• [PROBLEM TO WORK ON]
From the entries that follow, pick out all lines holding "height".

------------

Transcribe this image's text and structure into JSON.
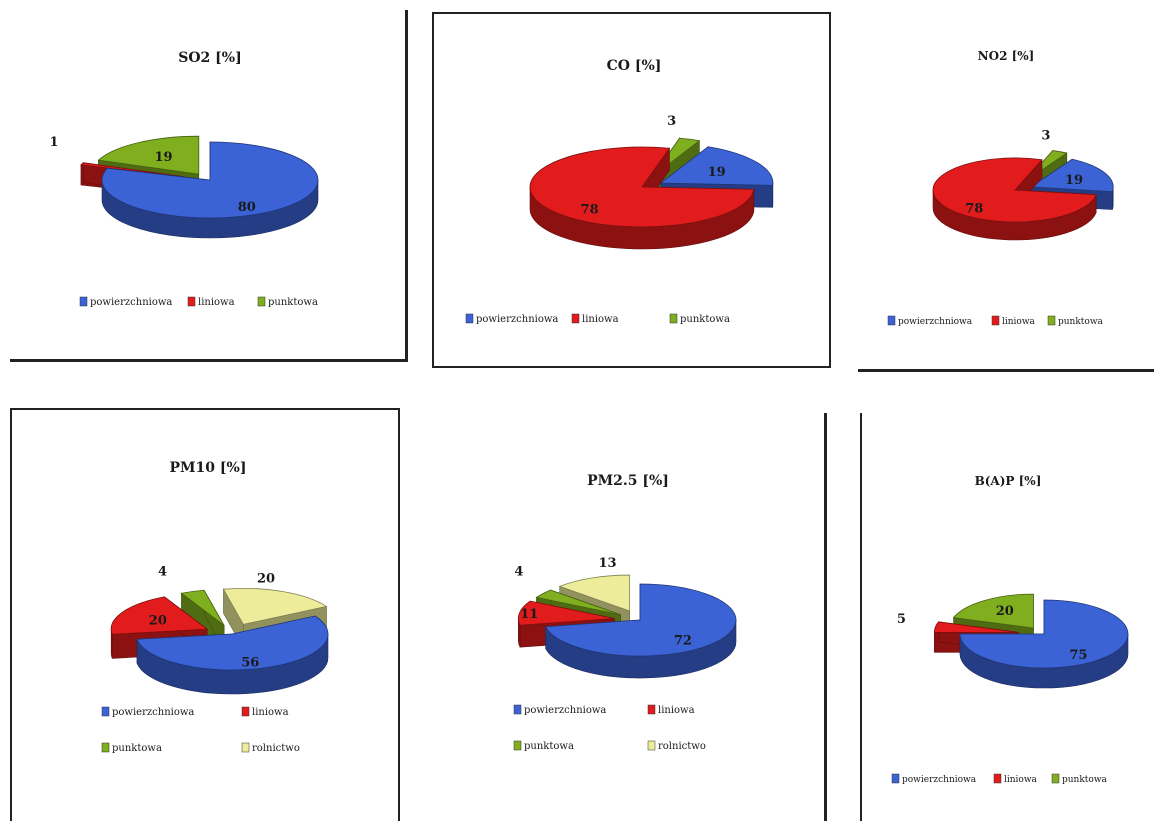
{
  "chart_data": [
    {
      "type": "pie",
      "title": "SO2 [%]",
      "slices": [
        {
          "label": "powierzchniowa",
          "value": 80
        },
        {
          "label": "liniowa",
          "value": 1
        },
        {
          "label": "punktowa",
          "value": 19
        }
      ],
      "legend": [
        "powierzchniowa",
        "liniowa",
        "punktowa"
      ]
    },
    {
      "type": "pie",
      "title": "CO [%]",
      "slices": [
        {
          "label": "powierzchniowa",
          "value": 19
        },
        {
          "label": "liniowa",
          "value": 78
        },
        {
          "label": "punktowa",
          "value": 3
        }
      ],
      "legend": [
        "powierzchniowa",
        "liniowa",
        "punktowa"
      ]
    },
    {
      "type": "pie",
      "title": "NO2 [%]",
      "slices": [
        {
          "label": "powierzchniowa",
          "value": 19
        },
        {
          "label": "liniowa",
          "value": 78
        },
        {
          "label": "punktowa",
          "value": 3
        }
      ],
      "legend": [
        "powierzchniowa",
        "liniowa",
        "punktowa"
      ]
    },
    {
      "type": "pie",
      "title": "PM10 [%]",
      "slices": [
        {
          "label": "powierzchniowa",
          "value": 56
        },
        {
          "label": "liniowa",
          "value": 20
        },
        {
          "label": "punktowa",
          "value": 4
        },
        {
          "label": "rolnictwo",
          "value": 20
        }
      ],
      "legend": [
        "powierzchniowa",
        "liniowa",
        "punktowa",
        "rolnictwo"
      ]
    },
    {
      "type": "pie",
      "title": "PM2.5 [%]",
      "slices": [
        {
          "label": "powierzchniowa",
          "value": 72
        },
        {
          "label": "liniowa",
          "value": 11
        },
        {
          "label": "punktowa",
          "value": 4
        },
        {
          "label": "rolnictwo",
          "value": 13
        }
      ],
      "legend": [
        "powierzchniowa",
        "liniowa",
        "punktowa",
        "rolnictwo"
      ]
    },
    {
      "type": "pie",
      "title": "B(A)P [%]",
      "slices": [
        {
          "label": "powierzchniowa",
          "value": 75
        },
        {
          "label": "liniowa",
          "value": 5
        },
        {
          "label": "punktowa",
          "value": 20
        }
      ],
      "legend": [
        "powierzchniowa",
        "liniowa",
        "punktowa"
      ]
    }
  ],
  "colors": {
    "powierzchniowa": "#3b63d6",
    "liniowa": "#e21c1c",
    "punktowa": "#7fae1e",
    "rolnictwo": "#ecec9a"
  }
}
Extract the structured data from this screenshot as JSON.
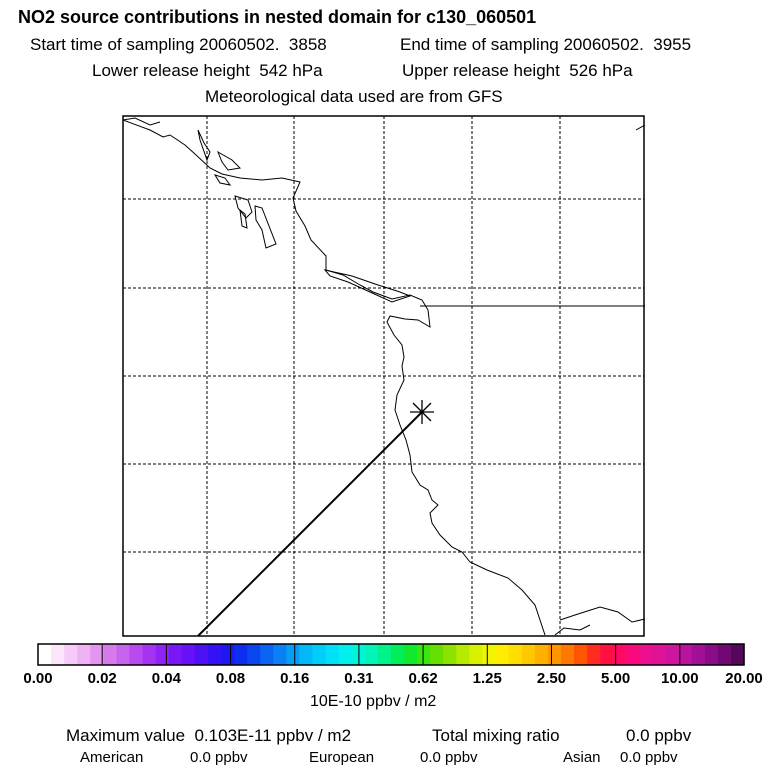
{
  "header": {
    "title": "NO2 source contributions in nested domain for c130_060501",
    "start_time": "Start time of sampling 20060502.  3858",
    "end_time": "End time of sampling 20060502.  3955",
    "lower_height": "Lower release height  542 hPa",
    "upper_height": "Upper release height  526 hPa",
    "met_data": "Meteorological data used are from GFS"
  },
  "colorbar": {
    "ticks": [
      "0.00",
      "0.02",
      "0.04",
      "0.08",
      "0.16",
      "0.31",
      "0.62",
      "1.25",
      "2.50",
      "5.00",
      "10.00",
      "20.00"
    ],
    "units": "10E-10 ppbv / m2",
    "colors": [
      "#ffffff",
      "#fbe6fb",
      "#f5ccf7",
      "#efb2f3",
      "#e595ef",
      "#d77aee",
      "#c863ed",
      "#b84aef",
      "#a633f2",
      "#8f22f5",
      "#7a17f6",
      "#6611f6",
      "#4d10f5",
      "#3412f5",
      "#1e18f3",
      "#0d2ef0",
      "#0846f0",
      "#0a63f2",
      "#0a80f5",
      "#069df7",
      "#04b8f8",
      "#00cdf9",
      "#00e0f7",
      "#00f0f0",
      "#00f5d8",
      "#00f5b6",
      "#00f28a",
      "#00ee5c",
      "#10e92e",
      "#3be40e",
      "#66e000",
      "#8ee200",
      "#b6ea00",
      "#d9f200",
      "#f2f500",
      "#ffee00",
      "#ffde00",
      "#ffc800",
      "#ffb000",
      "#ff9500",
      "#ff7800",
      "#ff5400",
      "#ff2d1f",
      "#ff1044",
      "#ff0a63",
      "#f90a7c",
      "#ee0f8e",
      "#e01398",
      "#cf14a0",
      "#bb12a0",
      "#a30f96",
      "#8b0c88",
      "#700a72",
      "#55085a"
    ]
  },
  "summary": {
    "max_value": "Maximum value  0.103E-11 ppbv / m2",
    "total_label": "Total mixing ratio",
    "total_value": "0.0 ppbv"
  },
  "regions": [
    {
      "name": "American",
      "value": "0.0 ppbv"
    },
    {
      "name": "European",
      "value": "0.0 ppbv"
    },
    {
      "name": "Asian",
      "value": "0.0 ppbv"
    }
  ]
}
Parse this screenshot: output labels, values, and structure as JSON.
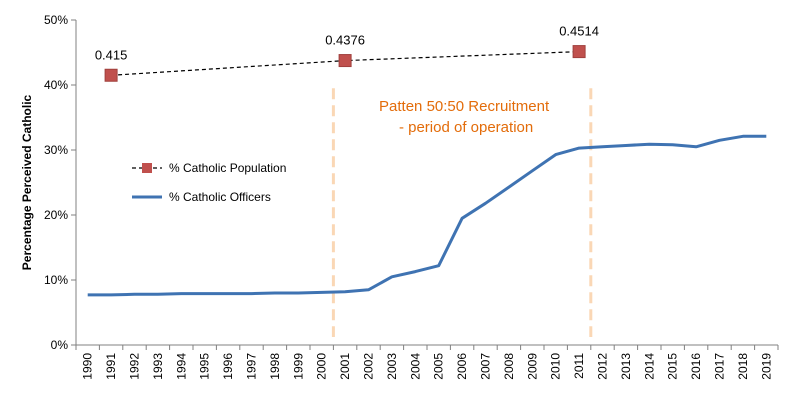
{
  "chart_data": {
    "type": "line",
    "title": "",
    "xlabel": "",
    "ylabel": "Percentage Perceived Catholic",
    "x": [
      "1990",
      "1991",
      "1992",
      "1993",
      "1994",
      "1995",
      "1996",
      "1997",
      "1998",
      "1999",
      "2000",
      "2001",
      "2002",
      "2003",
      "2004",
      "2005",
      "2006",
      "2007",
      "2008",
      "2009",
      "2010",
      "2011",
      "2012",
      "2013",
      "2014",
      "2015",
      "2016",
      "2017",
      "2018",
      "2019"
    ],
    "ylim": [
      0,
      0.5
    ],
    "y_ticks": [
      "0%",
      "10%",
      "20%",
      "30%",
      "40%",
      "50%"
    ],
    "grid": false,
    "legend_position": "left",
    "series": [
      {
        "name": "% Catholic Population",
        "style": "dashed-with-square-markers",
        "color": "#C0504D",
        "line_color": "#000000",
        "points": [
          {
            "x": "1991",
            "y": 0.415,
            "label": "0.415"
          },
          {
            "x": "2001",
            "y": 0.4376,
            "label": "0.4376"
          },
          {
            "x": "2011",
            "y": 0.4514,
            "label": "0.4514"
          }
        ]
      },
      {
        "name": "% Catholic Officers",
        "style": "solid",
        "color": "#3F73B2",
        "values": [
          0.077,
          0.077,
          0.078,
          0.078,
          0.079,
          0.079,
          0.079,
          0.079,
          0.08,
          0.08,
          0.081,
          0.082,
          0.085,
          0.105,
          0.113,
          0.122,
          0.195,
          0.218,
          0.243,
          0.268,
          0.293,
          0.303,
          0.305,
          0.307,
          0.309,
          0.308,
          0.305,
          0.315,
          0.321,
          0.321
        ]
      }
    ],
    "annotation": {
      "line1": "Patten 50:50 Recruitment",
      "line2": "- period of operation",
      "color": "#E36C0A",
      "span": [
        "2001",
        "2012"
      ],
      "marker_color": "#FAD7B5"
    }
  }
}
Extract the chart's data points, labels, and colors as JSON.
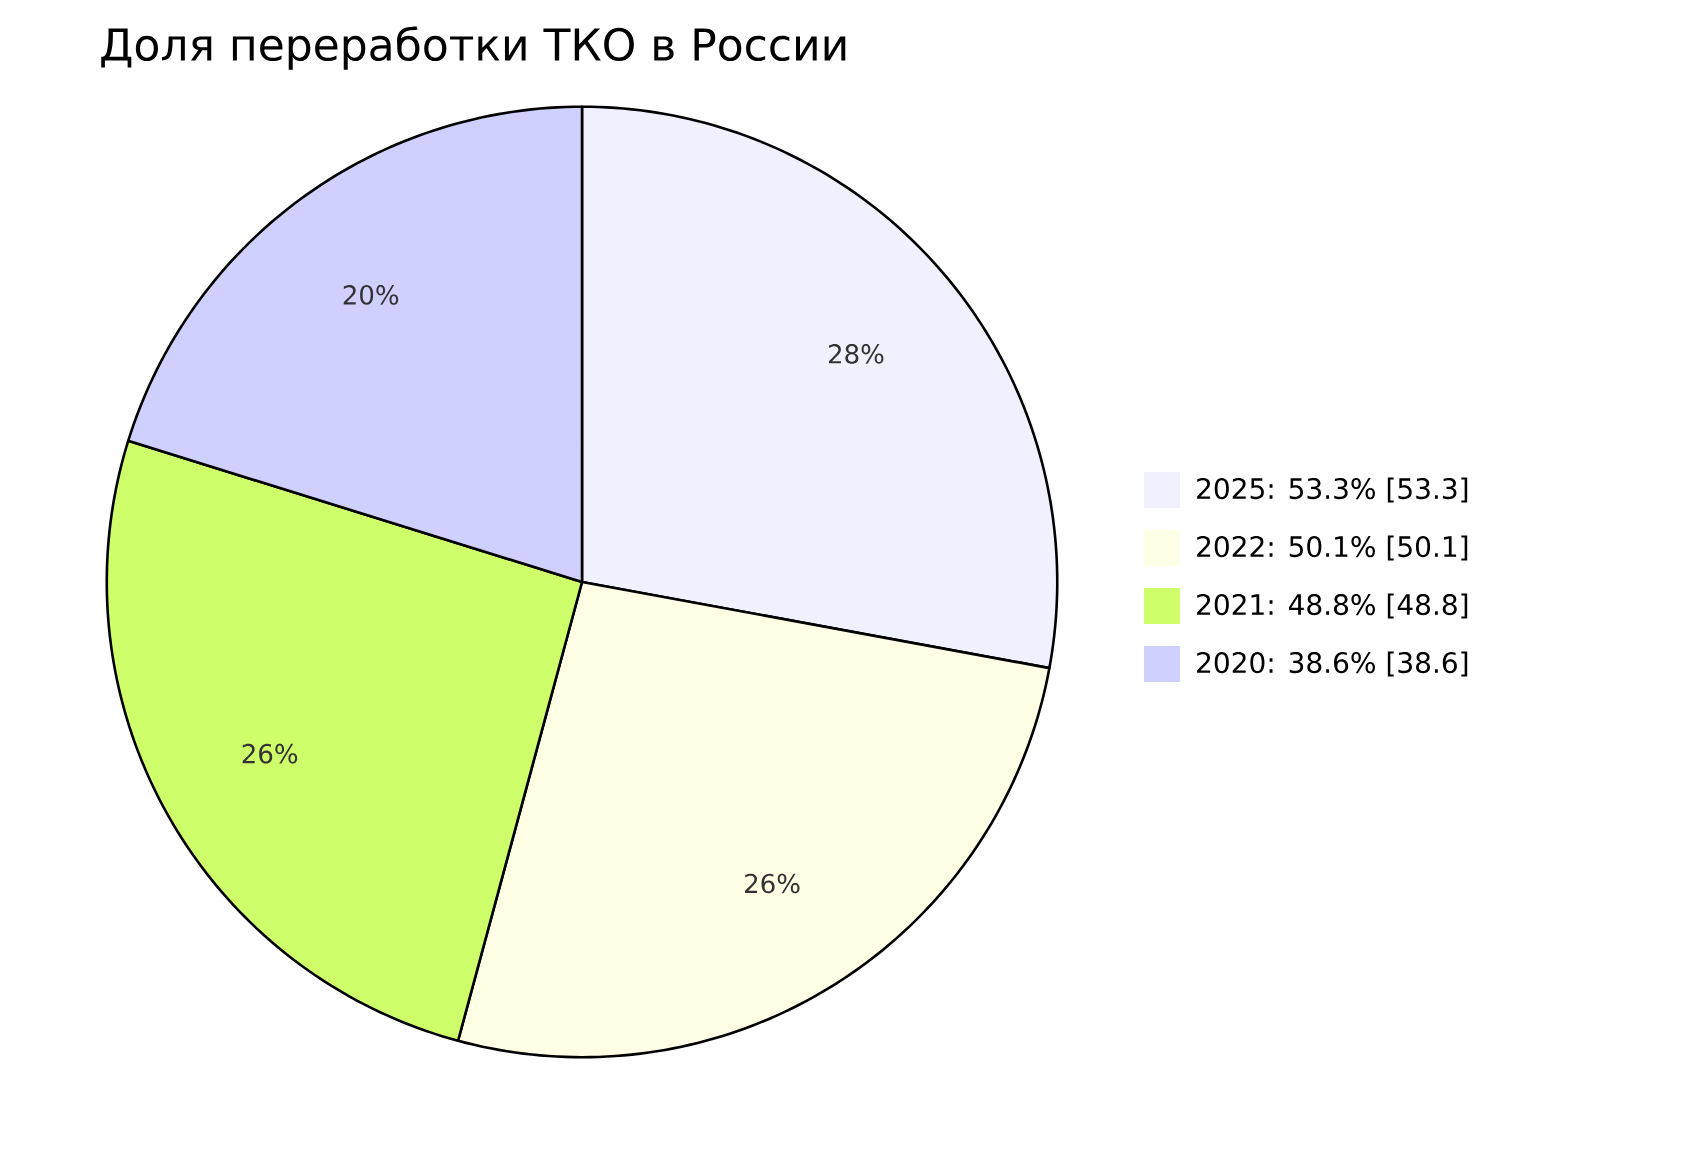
{
  "chart_data": {
    "type": "pie",
    "title": "Доля переработки ТКО в России",
    "categories": [
      "2025: 53.3% [53.3]",
      "2022: 50.1% [50.1]",
      "2021: 48.8% [48.8]",
      "2020: 38.6% [38.6]"
    ],
    "values": [
      27.9,
      26.3,
      25.6,
      20.2
    ],
    "colors": [
      "#f0f0fe",
      "#ffffe6",
      "#ceff6a",
      "#d0d0ff"
    ],
    "value_labels": [
      "28%",
      "26%",
      "26%",
      "20%"
    ],
    "legend": "right"
  }
}
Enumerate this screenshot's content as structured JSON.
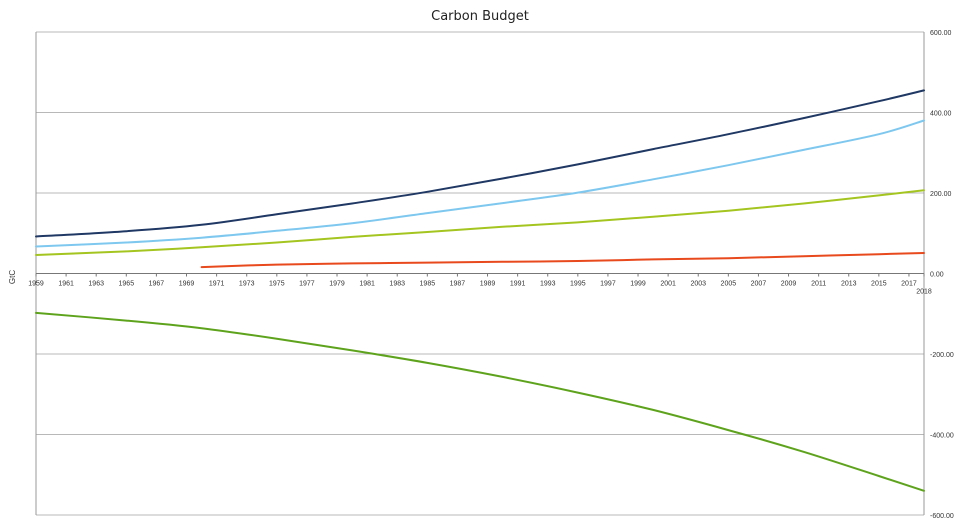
{
  "chart_data": {
    "type": "line",
    "title": "Carbon Budget",
    "ylabel": "GtC",
    "xlabel": "",
    "grid": true,
    "legend": "none",
    "ylim": [
      -600,
      600
    ],
    "y_ticks": [
      600,
      400,
      200,
      0,
      -200,
      -400,
      -600
    ],
    "y_tick_labels": [
      "600.00",
      "400.00",
      "200.00",
      "0.00",
      "-200.00",
      "-400.00",
      "-600.00"
    ],
    "x_range": [
      1959,
      2018
    ],
    "x_tick_labels": [
      "1959",
      "1961",
      "1963",
      "1965",
      "1967",
      "1969",
      "1971",
      "1973",
      "1975",
      "1977",
      "1979",
      "1981",
      "1983",
      "1985",
      "1987",
      "1989",
      "1991",
      "1993",
      "1995",
      "1997",
      "1999",
      "2001",
      "2003",
      "2005",
      "2007",
      "2009",
      "2011",
      "2013",
      "2015",
      "2017",
      "2018"
    ],
    "series": [
      {
        "color": "#1f3864",
        "x": [
          1959,
          1965,
          1970,
          1975,
          1980,
          1985,
          1990,
          1995,
          2000,
          2005,
          2010,
          2015,
          2018
        ],
        "values": [
          92,
          105,
          121,
          147,
          174,
          203,
          236,
          271,
          309,
          346,
          386,
          428,
          455
        ]
      },
      {
        "color": "#7ec8ef",
        "x": [
          1959,
          1965,
          1970,
          1975,
          1980,
          1985,
          1990,
          1995,
          2000,
          2005,
          2010,
          2015,
          2018
        ],
        "values": [
          67,
          77,
          89,
          106,
          125,
          150,
          175,
          201,
          234,
          269,
          307,
          346,
          380
        ]
      },
      {
        "color": "#a4c520",
        "x": [
          1959,
          1965,
          1970,
          1975,
          1980,
          1985,
          1990,
          1995,
          2000,
          2005,
          2010,
          2015,
          2018
        ],
        "values": [
          46,
          55,
          65,
          77,
          91,
          103,
          116,
          127,
          141,
          156,
          174,
          194,
          207
        ]
      },
      {
        "color": "#e8491d",
        "x": [
          1970,
          1975,
          1980,
          1985,
          1990,
          1995,
          2000,
          2005,
          2010,
          2015,
          2018
        ],
        "values": [
          16,
          22,
          25,
          27,
          29,
          31,
          35,
          38,
          43,
          48,
          51
        ]
      },
      {
        "color": "#5ea31c",
        "x": [
          1959,
          1965,
          1970,
          1975,
          1980,
          1985,
          1990,
          1995,
          2000,
          2005,
          2010,
          2015,
          2018
        ],
        "values": [
          -98,
          -117,
          -136,
          -162,
          -191,
          -222,
          -257,
          -296,
          -339,
          -389,
          -443,
          -503,
          -540
        ]
      }
    ]
  }
}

------------

• [OUTPUT]
    "lower_height": "Lower release height  542 hPa",
    "upper_height": "Upper release height  526 hPa",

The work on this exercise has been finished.